## Problem details
Find the lines of data that contain the string "JSON", then list them.

Stored items
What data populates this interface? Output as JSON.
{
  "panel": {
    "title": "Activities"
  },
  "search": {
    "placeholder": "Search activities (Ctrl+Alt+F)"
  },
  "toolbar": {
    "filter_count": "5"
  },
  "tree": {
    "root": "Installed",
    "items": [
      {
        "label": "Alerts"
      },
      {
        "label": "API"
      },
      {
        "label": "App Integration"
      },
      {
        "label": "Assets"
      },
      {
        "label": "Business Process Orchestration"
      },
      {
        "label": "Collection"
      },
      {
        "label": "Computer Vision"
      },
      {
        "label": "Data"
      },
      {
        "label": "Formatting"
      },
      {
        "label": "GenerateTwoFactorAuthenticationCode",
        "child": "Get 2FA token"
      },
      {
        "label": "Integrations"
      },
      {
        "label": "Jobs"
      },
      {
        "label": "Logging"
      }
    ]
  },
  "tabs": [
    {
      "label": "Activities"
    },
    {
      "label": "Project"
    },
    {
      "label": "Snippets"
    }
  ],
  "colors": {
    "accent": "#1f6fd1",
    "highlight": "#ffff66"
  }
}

...

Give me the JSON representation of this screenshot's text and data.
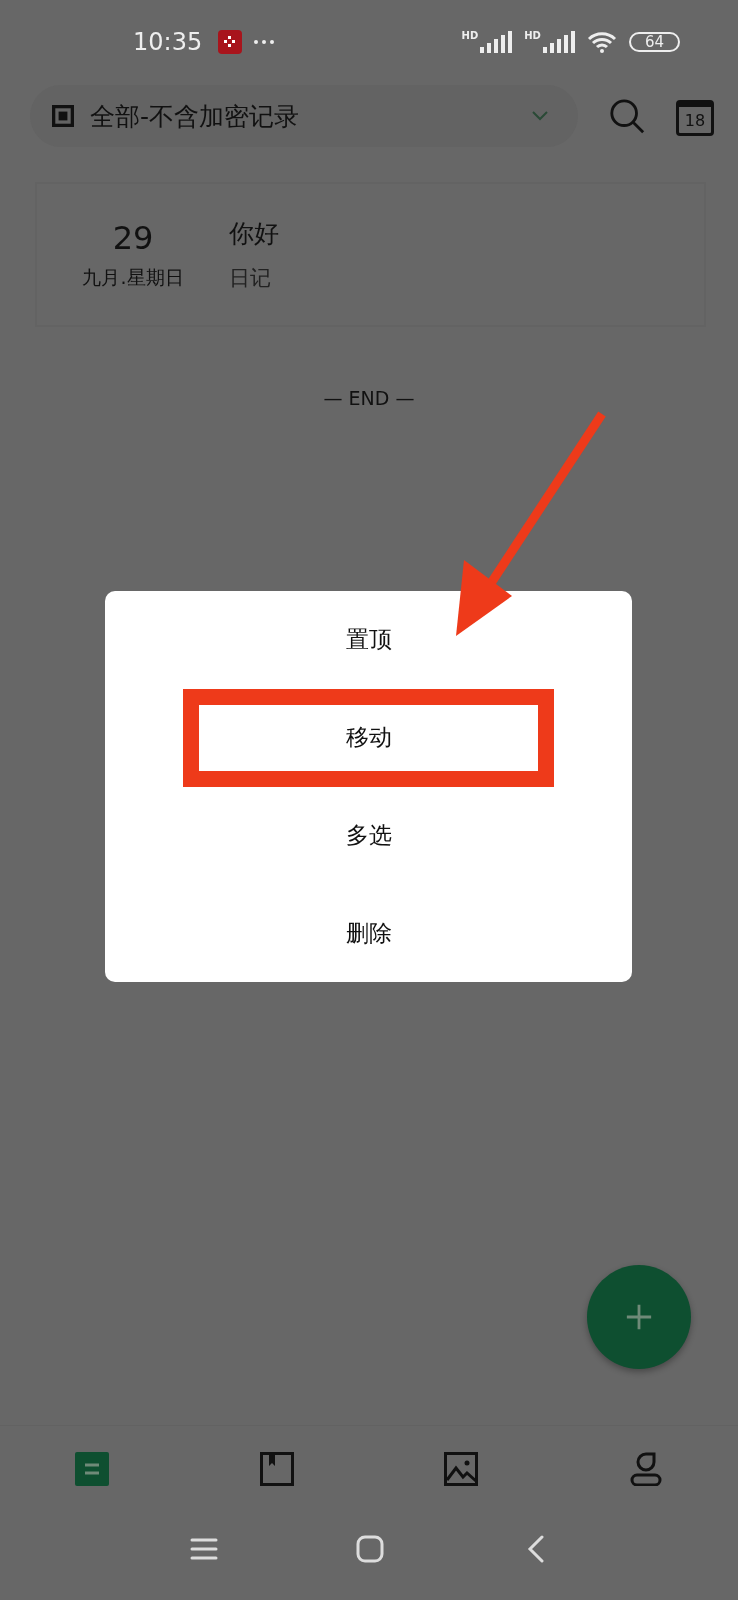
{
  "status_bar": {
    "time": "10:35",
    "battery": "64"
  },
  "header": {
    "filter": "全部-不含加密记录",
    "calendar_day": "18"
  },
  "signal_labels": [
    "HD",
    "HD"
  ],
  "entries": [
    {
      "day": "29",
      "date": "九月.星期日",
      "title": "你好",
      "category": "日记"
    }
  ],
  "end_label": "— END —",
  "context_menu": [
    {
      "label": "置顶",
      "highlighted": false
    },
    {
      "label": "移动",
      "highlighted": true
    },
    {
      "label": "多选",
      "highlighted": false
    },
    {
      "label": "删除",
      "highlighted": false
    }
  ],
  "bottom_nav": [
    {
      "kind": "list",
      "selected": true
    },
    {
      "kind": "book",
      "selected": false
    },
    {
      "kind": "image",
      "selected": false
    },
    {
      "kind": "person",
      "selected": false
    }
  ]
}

## Task answer
What data populates this interface? Output as JSON.
Give me the JSON representation of this screenshot's text and data.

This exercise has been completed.